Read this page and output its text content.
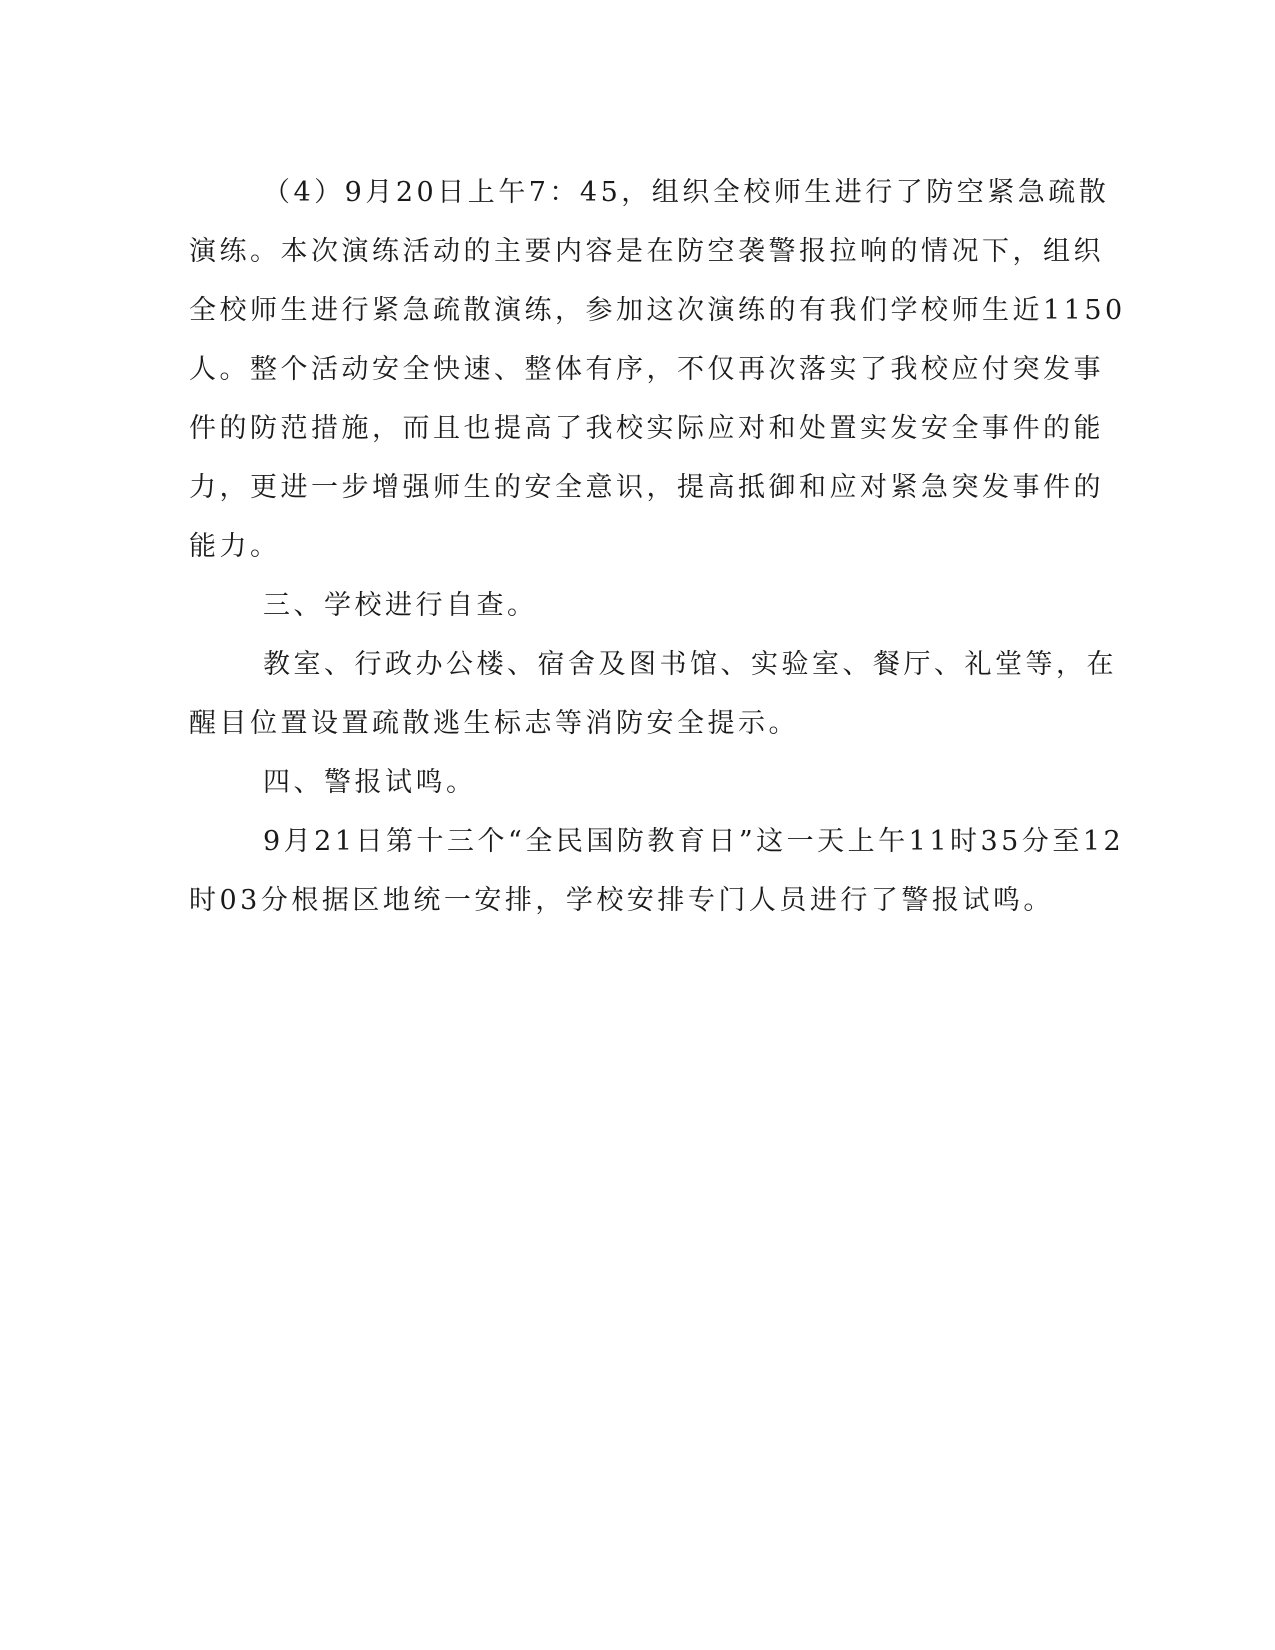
（4）9月20日上午7：45，组织全校师生进行了防空紧急疏散
演练。本次演练活动的主要内容是在防空袭警报拉响的情况下，组织
全校师生进行紧急疏散演练，参加这次演练的有我们学校师生近1150
人。整个活动安全快速、整体有序，不仅再次落实了我校应付突发事
件的防范措施，而且也提高了我校实际应对和处置实发安全事件的能
力，更进一步增强师生的安全意识，提高抵御和应对紧急突发事件的
能力。
三、学校进行自查。
教室、行政办公楼、宿舍及图书馆、实验室、餐厅、礼堂等，在
醒目位置设置疏散逃生标志等消防安全提示。
四、警报试鸣。
9月21日第十三个“全民国防教育日”这一天上午11时35分至12
时03分根据区地统一安排，学校安排专门人员进行了警报试鸣。
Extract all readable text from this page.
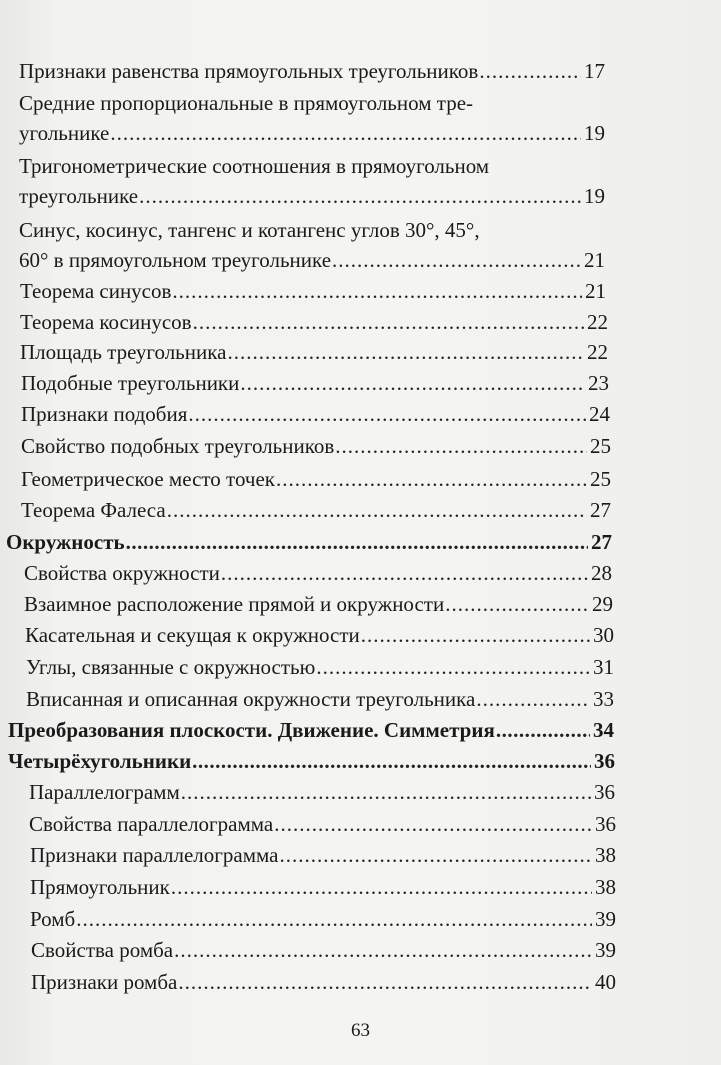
Признаки равенства прямоугольных треугольников .....	17
Средние пропорциональные в прямоугольном тре-
угольнике .....	19
Тригонометрические соотношения в прямоугольном
треугольнике .....	19
Синус, косинус, тангенс и котангенс углов 30°, 45°,
60° в прямоугольном треугольнике .....	21
Теорема синусов .....	21
Теорема косинусов .....	22
Площадь треугольника .....	22
Подобные треугольники .....	23
Признаки подобия .....	24
Свойство подобных треугольников .....	25
Геометрическое место точек .....	25
Теорема Фалеса .....	27
Окружность .....	27
Свойства окружности .....	28
Взаимное расположение прямой и окружности .....	29
Касательная и секущая к окружности .....	30
Углы, связанные с окружностью .....	31
Вписанная и описанная окружности треугольника .....	33
Преобразования плоскости. Движение. Симметрия .....	34
Четырёхугольники .....	36
Параллелограмм .....	36
Свойства параллелограмма .....	36
Признаки параллелограмма .....	38
Прямоугольник .....	38
Ромб .....	39
Свойства ромба .....	39
Признаки ромба .....	40
63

**Written problem**.
Above are records; say how many of their lines contain the word "text", giving only the number.

**In response**.
2